Stated task ->
Your task is to repeat the lines below exactly, excluding any pictures they contain.
============================================================
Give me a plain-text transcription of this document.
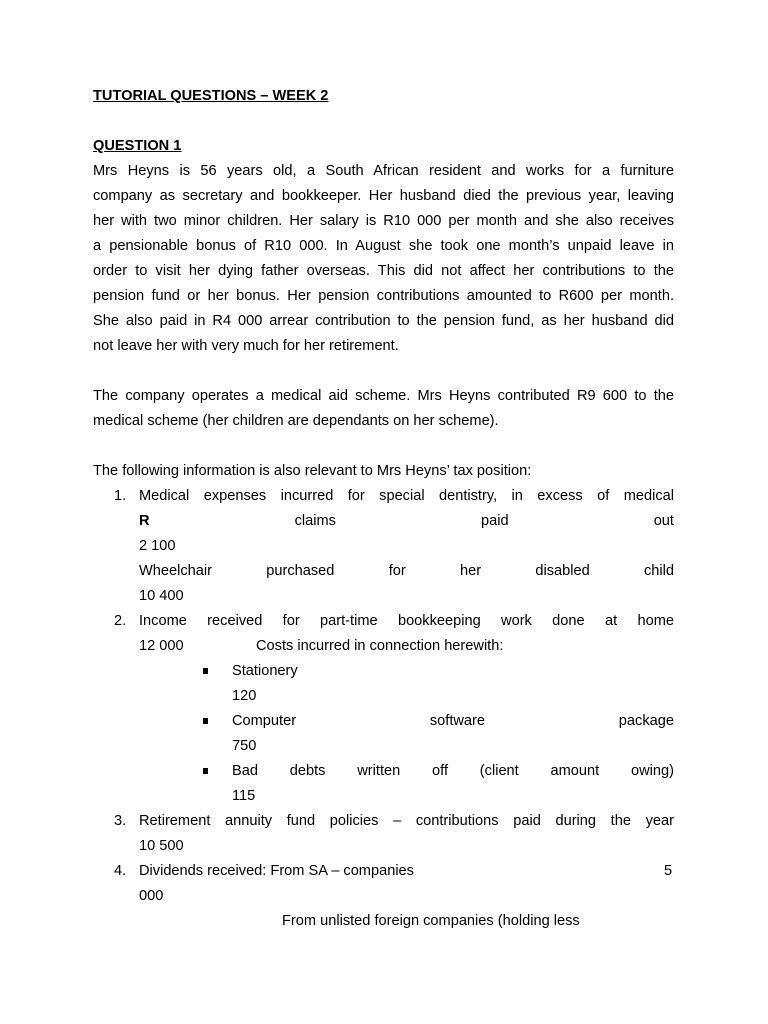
TUTORIAL QUESTIONS – WEEK 2
QUESTION 1
Mrs Heyns is 56 years old, a South African resident and works for a furniture
company as secretary and bookkeeper. Her husband died the previous year, leaving
her with two minor children. Her salary is R10 000 per month and she also receives
a pensionable bonus of R10 000. In August she took one month’s unpaid leave in
order to visit her dying father overseas. This did not affect her contributions to the
pension fund or her bonus. Her pension contributions amounted to R600 per month.
She also paid in R4 000 arrear contribution to the pension fund, as her husband did
not leave her with very much for her retirement.
The company operates a medical aid scheme. Mrs Heyns contributed R9 600 to the
medical scheme (her children are dependants on her scheme).
The following information is also relevant to Mrs Heyns’ tax position:
1. Medical expenses incurred for special dentistry, in excess of medical
R	claims	paid	out
2 100
Wheelchair	purchased	for	her	disabled	child
10 400
2. Income received for part-time bookkeeping work done at home
12 000	Costs incurred in connection herewith:
Stationery
120
Computer	software	package
750
Bad debts written off (client amount owing)
115
3. Retirement annuity fund policies – contributions paid during the year
10 500
4. Dividends received: From SA – companies	5
000
From unlisted foreign companies (holding less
============================================================
Final result ->
Give me a plain-text transcription of this document.
TUTORIAL QUESTIONS – WEEK 2
QUESTION 1
Mrs Heyns is 56 years old, a South African resident and works for a furniture
company as secretary and bookkeeper. Her husband died the previous year, leaving
her with two minor children. Her salary is R10 000 per month and she also receives
a pensionable bonus of R10 000. In August she took one month’s unpaid leave in
order to visit her dying father overseas. This did not affect her contributions to the
pension fund or her bonus. Her pension contributions amounted to R600 per month.
She also paid in R4 000 arrear contribution to the pension fund, as her husband did
not leave her with very much for her retirement.
The company operates a medical aid scheme. Mrs Heyns contributed R9 600 to the
medical scheme (her children are dependants on her scheme).
The following information is also relevant to Mrs Heyns’ tax position:
1. Medical expenses incurred for special dentistry, in excess of medical
R	claims	paid	out
2 100
Wheelchair	purchased	for	her	disabled	child
10 400
2. Income received for part-time bookkeeping work done at home
12 000	Costs incurred in connection herewith:
Stationery
120
Computer	software	package
750
Bad debts written off (client amount owing)
115
3. Retirement annuity fund policies – contributions paid during the year
10 500
4. Dividends received: From SA – companies	5
000
From unlisted foreign companies (holding less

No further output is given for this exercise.